> WHAT THE TASK REQUIRES: Leave out any picture and return the remaining listing below exactly as given.

** BEGIN **

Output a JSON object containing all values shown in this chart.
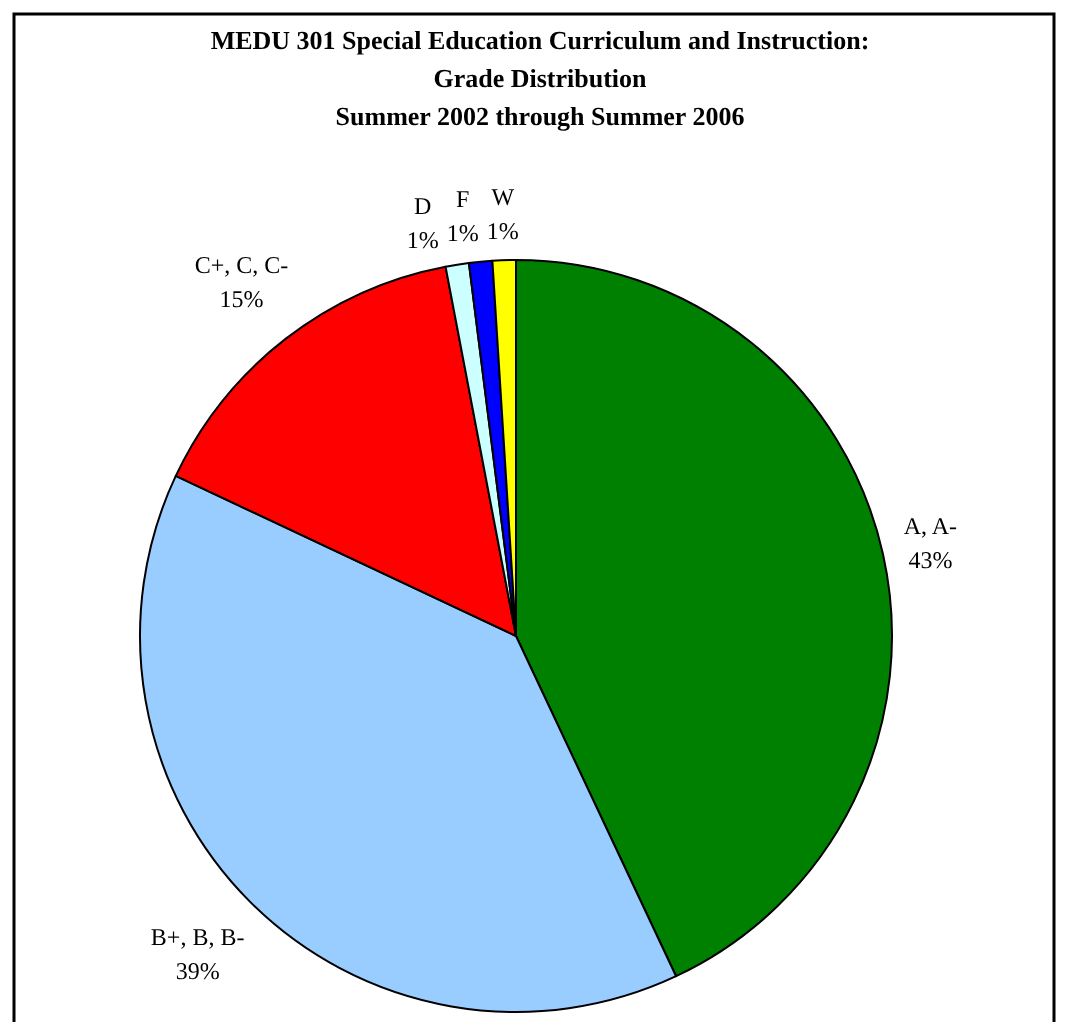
{
  "chart_data": {
    "type": "pie",
    "title": "MEDU 301 Special Education Curriculum and Instruction:\nGrade Distribution\nSummer 2002 through Summer 2006",
    "categories": [
      "A, A-",
      "B+, B, B-",
      "C+, C, C-",
      "D",
      "F",
      "W"
    ],
    "values": [
      43,
      39,
      15,
      1,
      1,
      1
    ],
    "colors": [
      "#008000",
      "#99ccff",
      "#ff0000",
      "#ccffff",
      "#0000ff",
      "#ffff00"
    ],
    "value_labels": [
      "43%",
      "39%",
      "15%",
      "1%",
      "1%",
      "1%"
    ]
  }
}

** END **

> WRITTEN REPLY:
Output a JSON object containing all values shown in this chart.
{
  "chart_data": {
    "type": "pie",
    "title": "MEDU 301 Special Education Curriculum and Instruction:\nGrade Distribution\nSummer 2002 through Summer 2006",
    "categories": [
      "A, A-",
      "B+, B, B-",
      "C+, C, C-",
      "D",
      "F",
      "W"
    ],
    "values": [
      43,
      39,
      15,
      1,
      1,
      1
    ],
    "colors": [
      "#008000",
      "#99ccff",
      "#ff0000",
      "#ccffff",
      "#0000ff",
      "#ffff00"
    ],
    "value_labels": [
      "43%",
      "39%",
      "15%",
      "1%",
      "1%",
      "1%"
    ]
  }
}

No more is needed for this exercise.